> _AIM_:
Tally the lines that include the word "name" and reply with nothing but the total.

(Items listed in a dataset)
——

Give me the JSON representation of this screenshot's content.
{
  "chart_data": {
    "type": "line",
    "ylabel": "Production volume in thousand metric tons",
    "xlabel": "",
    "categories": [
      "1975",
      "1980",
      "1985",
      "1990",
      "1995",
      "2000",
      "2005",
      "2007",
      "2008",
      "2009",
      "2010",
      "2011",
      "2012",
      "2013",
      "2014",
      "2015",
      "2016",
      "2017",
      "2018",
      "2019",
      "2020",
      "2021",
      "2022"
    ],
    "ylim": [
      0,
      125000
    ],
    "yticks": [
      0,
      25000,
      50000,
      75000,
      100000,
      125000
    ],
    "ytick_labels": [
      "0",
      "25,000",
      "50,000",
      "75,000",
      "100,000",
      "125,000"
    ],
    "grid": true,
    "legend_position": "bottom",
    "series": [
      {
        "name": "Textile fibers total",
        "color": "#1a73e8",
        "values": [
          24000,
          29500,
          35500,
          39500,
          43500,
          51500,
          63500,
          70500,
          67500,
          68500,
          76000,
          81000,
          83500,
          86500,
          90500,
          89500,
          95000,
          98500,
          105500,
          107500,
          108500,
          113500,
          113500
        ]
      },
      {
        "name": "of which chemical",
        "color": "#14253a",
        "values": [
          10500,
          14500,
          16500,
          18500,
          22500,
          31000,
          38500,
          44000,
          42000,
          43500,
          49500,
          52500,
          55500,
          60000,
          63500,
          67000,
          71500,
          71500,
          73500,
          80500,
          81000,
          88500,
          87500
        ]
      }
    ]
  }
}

——

> _EXERCISE ANSWER_:
2